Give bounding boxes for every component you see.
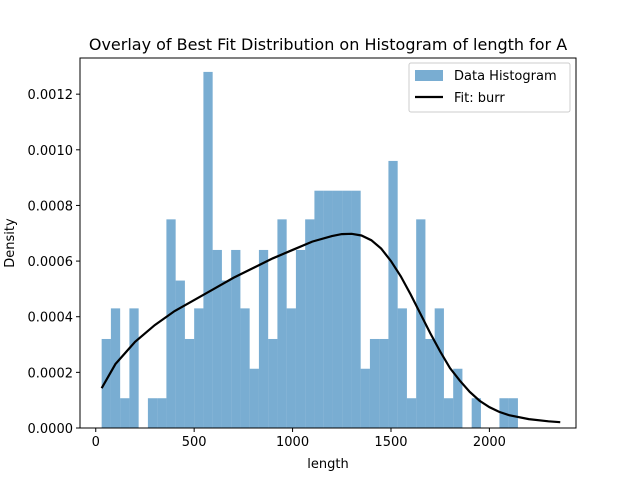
histogram-bar bbox=[166, 219, 176, 428]
histogram-bar bbox=[332, 190, 343, 428]
histogram-bar bbox=[369, 338, 380, 428]
x-tick-label: 0 bbox=[92, 435, 100, 450]
histogram-bar bbox=[110, 308, 121, 428]
x-tick-label: 500 bbox=[182, 435, 207, 450]
histogram-bar bbox=[212, 249, 222, 428]
y-axis-label: Density bbox=[3, 218, 18, 268]
histogram-bar bbox=[268, 338, 278, 428]
y-tick-label: 0.0006 bbox=[28, 255, 74, 270]
histogram-bar bbox=[240, 308, 250, 428]
histogram-bar bbox=[249, 368, 259, 428]
histogram-bar bbox=[425, 338, 435, 428]
legend-fit-label: Fit: burr bbox=[454, 91, 505, 106]
histogram-bar bbox=[434, 308, 444, 428]
chart-title: Overlay of Best Fit Distribution on Hist… bbox=[89, 35, 567, 54]
histogram-bar bbox=[388, 160, 398, 429]
histogram-bar bbox=[397, 308, 407, 428]
histogram-bar bbox=[129, 308, 139, 428]
histogram-bar bbox=[231, 249, 241, 428]
y-tick-label: 0.0004 bbox=[28, 311, 74, 326]
histogram-bar bbox=[286, 308, 296, 428]
histogram-bar bbox=[508, 398, 518, 428]
histogram-bar bbox=[416, 219, 426, 428]
legend-histogram-label: Data Histogram bbox=[454, 69, 557, 84]
legend-histogram-swatch bbox=[415, 70, 443, 81]
histogram-bar bbox=[101, 338, 111, 428]
y-tick-label: 0.0000 bbox=[28, 422, 74, 437]
x-axis-ticks: 0 500 1000 1500 2000 bbox=[92, 428, 506, 450]
histogram-bar bbox=[157, 398, 167, 428]
histogram-bar bbox=[203, 71, 213, 428]
histogram-bar bbox=[175, 280, 185, 428]
histogram-bar bbox=[351, 190, 361, 428]
histogram-bar bbox=[305, 219, 315, 428]
histogram-bar bbox=[342, 190, 352, 428]
histogram-bars bbox=[101, 71, 518, 429]
x-tick-label: 1500 bbox=[374, 435, 407, 450]
x-tick-label: 2000 bbox=[473, 435, 506, 450]
histogram-bar bbox=[120, 398, 130, 428]
legend-box bbox=[408, 62, 571, 113]
y-tick-label: 0.0002 bbox=[28, 366, 74, 381]
histogram-bar bbox=[379, 338, 389, 428]
y-tick-label: 0.0012 bbox=[28, 88, 74, 103]
histogram-bar bbox=[314, 190, 324, 428]
histogram-bar bbox=[258, 249, 269, 428]
x-tick-label: 1000 bbox=[276, 435, 309, 450]
x-axis-label: length bbox=[307, 457, 348, 472]
histogram-bar bbox=[221, 280, 232, 428]
histogram-bar bbox=[295, 249, 306, 428]
y-tick-label: 0.0010 bbox=[28, 144, 74, 159]
histogram-bar bbox=[453, 368, 463, 428]
histogram-bar bbox=[277, 219, 287, 428]
histogram-bar bbox=[406, 398, 417, 428]
fit-line bbox=[100, 232, 561, 424]
y-tick-label: 0.0008 bbox=[28, 199, 74, 214]
histogram-bar bbox=[443, 398, 454, 428]
histogram-bar bbox=[323, 190, 333, 428]
histogram-bar bbox=[184, 338, 195, 428]
y-axis-ticks: 0.0000 0.0002 0.0004 0.0006 0.0008 0.0010 0.00… bbox=[28, 88, 80, 437]
legend: Data Histogram Fit: burr bbox=[408, 62, 571, 113]
histogram-bar bbox=[147, 398, 158, 428]
histogram-bar bbox=[360, 368, 370, 428]
histogram-bar bbox=[194, 308, 204, 428]
histogram-bar bbox=[471, 398, 481, 428]
plot-frame bbox=[79, 57, 577, 429]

▬▬▬

TO DO: Report every line of the data above that contains the string "axis", copying each one in full. Treat uppercase and lowercase as different.

EXERCISE ANSWER:
y-axis-label: Density bbox=[3, 218, 18, 268]
x-axis-ticks: 0 500 1000 1500 2000 bbox=[92, 428, 506, 450]
x-axis-label: length bbox=[307, 457, 348, 472]
y-axis-ticks: 0.0000 0.0002 0.0004 0.0006 0.0008 0.0010 0.00… bbox=[28, 88, 80, 437]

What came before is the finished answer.